## WORK TO DO
Sort through the data and copy the lines holding the word "prej".

◆ ◆ ◆ ◆ ◆

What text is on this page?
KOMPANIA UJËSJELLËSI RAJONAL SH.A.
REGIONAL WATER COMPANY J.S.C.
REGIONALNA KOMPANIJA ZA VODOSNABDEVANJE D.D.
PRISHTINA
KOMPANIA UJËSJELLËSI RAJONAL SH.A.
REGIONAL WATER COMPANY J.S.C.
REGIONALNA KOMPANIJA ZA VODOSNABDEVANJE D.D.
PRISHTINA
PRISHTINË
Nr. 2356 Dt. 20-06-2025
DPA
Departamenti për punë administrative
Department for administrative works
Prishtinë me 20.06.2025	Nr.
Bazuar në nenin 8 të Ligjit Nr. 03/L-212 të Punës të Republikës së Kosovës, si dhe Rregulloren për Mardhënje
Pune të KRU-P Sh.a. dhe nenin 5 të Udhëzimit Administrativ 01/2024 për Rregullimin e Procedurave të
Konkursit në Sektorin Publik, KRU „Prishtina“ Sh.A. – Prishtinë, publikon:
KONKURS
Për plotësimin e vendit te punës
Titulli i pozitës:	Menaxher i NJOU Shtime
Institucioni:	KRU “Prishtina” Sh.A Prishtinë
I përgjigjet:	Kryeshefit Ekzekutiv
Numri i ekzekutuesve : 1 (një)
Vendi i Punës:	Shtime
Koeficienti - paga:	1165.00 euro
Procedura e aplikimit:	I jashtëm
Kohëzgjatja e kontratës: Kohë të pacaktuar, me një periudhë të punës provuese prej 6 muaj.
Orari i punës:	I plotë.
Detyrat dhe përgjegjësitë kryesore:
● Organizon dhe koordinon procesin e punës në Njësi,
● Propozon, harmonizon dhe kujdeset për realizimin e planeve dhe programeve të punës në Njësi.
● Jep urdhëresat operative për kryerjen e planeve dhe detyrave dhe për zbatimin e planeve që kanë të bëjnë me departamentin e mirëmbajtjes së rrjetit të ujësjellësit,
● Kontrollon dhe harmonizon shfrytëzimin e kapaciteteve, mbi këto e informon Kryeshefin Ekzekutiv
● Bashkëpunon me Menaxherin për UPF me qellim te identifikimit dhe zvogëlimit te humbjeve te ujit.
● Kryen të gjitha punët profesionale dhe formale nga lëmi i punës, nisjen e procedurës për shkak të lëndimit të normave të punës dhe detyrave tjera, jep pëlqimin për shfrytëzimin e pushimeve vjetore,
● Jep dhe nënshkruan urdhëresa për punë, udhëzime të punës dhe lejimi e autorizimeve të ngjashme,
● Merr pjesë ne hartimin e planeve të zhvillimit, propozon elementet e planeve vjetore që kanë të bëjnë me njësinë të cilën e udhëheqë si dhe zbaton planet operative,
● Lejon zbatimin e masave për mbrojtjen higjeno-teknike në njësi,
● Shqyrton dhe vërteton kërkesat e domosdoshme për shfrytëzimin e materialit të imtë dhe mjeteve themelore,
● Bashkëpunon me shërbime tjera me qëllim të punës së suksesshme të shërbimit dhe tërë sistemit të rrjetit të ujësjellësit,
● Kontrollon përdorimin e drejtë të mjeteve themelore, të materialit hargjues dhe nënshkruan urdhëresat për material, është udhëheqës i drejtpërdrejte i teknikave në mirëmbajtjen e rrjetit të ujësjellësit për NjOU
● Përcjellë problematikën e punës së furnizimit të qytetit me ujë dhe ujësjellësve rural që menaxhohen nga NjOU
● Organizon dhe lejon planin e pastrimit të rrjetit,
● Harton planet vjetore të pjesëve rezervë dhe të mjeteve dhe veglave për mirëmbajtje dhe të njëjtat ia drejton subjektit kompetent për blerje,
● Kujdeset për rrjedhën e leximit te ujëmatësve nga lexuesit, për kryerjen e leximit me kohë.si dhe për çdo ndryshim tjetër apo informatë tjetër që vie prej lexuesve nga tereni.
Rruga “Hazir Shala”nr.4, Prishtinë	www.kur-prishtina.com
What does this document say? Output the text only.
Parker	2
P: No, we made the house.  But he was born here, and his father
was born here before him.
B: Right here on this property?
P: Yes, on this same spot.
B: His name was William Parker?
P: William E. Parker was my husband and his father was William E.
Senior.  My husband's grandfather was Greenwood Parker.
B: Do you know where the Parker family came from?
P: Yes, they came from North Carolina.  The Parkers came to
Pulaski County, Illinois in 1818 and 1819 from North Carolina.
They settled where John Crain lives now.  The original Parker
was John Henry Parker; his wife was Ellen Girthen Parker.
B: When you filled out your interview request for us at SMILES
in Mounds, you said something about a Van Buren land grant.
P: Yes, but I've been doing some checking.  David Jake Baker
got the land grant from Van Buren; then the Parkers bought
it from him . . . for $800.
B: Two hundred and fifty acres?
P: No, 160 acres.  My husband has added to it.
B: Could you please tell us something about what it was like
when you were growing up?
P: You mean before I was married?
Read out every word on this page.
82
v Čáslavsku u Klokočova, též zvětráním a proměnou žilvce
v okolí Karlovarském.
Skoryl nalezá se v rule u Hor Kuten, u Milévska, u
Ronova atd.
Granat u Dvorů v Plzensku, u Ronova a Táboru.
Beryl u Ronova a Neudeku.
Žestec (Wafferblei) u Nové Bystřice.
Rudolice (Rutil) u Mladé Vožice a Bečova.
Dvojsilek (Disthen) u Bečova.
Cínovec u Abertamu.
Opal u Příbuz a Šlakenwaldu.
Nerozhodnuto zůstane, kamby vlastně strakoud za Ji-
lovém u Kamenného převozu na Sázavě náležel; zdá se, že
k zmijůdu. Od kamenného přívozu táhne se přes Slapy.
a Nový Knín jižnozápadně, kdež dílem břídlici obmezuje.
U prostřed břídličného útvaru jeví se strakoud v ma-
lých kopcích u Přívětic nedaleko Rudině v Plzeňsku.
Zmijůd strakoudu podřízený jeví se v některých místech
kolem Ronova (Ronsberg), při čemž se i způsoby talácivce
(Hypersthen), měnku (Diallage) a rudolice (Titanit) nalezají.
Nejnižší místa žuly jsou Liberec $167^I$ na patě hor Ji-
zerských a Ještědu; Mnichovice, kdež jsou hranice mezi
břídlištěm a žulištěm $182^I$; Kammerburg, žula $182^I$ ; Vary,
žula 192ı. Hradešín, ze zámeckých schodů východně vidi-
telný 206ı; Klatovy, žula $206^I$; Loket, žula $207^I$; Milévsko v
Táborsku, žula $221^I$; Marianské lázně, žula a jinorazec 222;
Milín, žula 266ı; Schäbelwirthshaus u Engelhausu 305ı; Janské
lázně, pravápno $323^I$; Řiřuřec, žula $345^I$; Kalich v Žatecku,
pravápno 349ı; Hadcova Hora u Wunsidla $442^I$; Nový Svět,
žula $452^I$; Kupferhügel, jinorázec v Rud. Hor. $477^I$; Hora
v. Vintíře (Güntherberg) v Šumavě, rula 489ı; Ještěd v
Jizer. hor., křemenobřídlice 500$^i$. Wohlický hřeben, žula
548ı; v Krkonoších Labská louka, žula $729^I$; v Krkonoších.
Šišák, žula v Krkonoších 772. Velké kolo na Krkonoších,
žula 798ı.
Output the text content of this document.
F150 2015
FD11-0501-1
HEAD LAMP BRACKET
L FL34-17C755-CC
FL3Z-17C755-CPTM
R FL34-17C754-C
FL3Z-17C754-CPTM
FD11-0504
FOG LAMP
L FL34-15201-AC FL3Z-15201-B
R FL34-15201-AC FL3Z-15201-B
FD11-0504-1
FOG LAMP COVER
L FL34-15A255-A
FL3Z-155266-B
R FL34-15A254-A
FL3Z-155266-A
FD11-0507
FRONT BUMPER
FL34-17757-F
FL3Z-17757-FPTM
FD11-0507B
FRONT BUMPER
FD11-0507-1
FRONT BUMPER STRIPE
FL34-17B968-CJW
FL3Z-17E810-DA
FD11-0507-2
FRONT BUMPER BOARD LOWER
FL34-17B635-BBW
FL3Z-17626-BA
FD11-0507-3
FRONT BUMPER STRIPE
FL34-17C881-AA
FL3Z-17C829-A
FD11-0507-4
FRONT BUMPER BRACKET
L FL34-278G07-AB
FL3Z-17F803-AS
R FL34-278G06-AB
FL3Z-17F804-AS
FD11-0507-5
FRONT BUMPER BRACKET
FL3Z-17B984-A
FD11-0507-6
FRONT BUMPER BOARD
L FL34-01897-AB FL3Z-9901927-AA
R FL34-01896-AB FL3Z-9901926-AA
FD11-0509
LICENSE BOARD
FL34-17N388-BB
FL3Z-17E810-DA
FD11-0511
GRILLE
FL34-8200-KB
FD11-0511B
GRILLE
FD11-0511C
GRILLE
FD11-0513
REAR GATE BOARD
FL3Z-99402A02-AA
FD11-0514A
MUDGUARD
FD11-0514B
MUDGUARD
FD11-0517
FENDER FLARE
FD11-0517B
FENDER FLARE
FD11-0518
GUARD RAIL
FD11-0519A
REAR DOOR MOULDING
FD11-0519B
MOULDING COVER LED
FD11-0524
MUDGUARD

◆ ◆ ◆ ◆ ◆

## COMPLETE ANSWER
Kohëzgjatja e kontratës: Kohë të pacaktuar, me një periudhë të punës provuese prej 6 muaj.
● Kujdeset për rrjedhën e leximit te ujëmatësve nga lexuesit, për kryerjen e leximit me kohë.si dhe për çdo ndryshim tjetër apo informatë tjetër që vie prej lexuesve nga tereni.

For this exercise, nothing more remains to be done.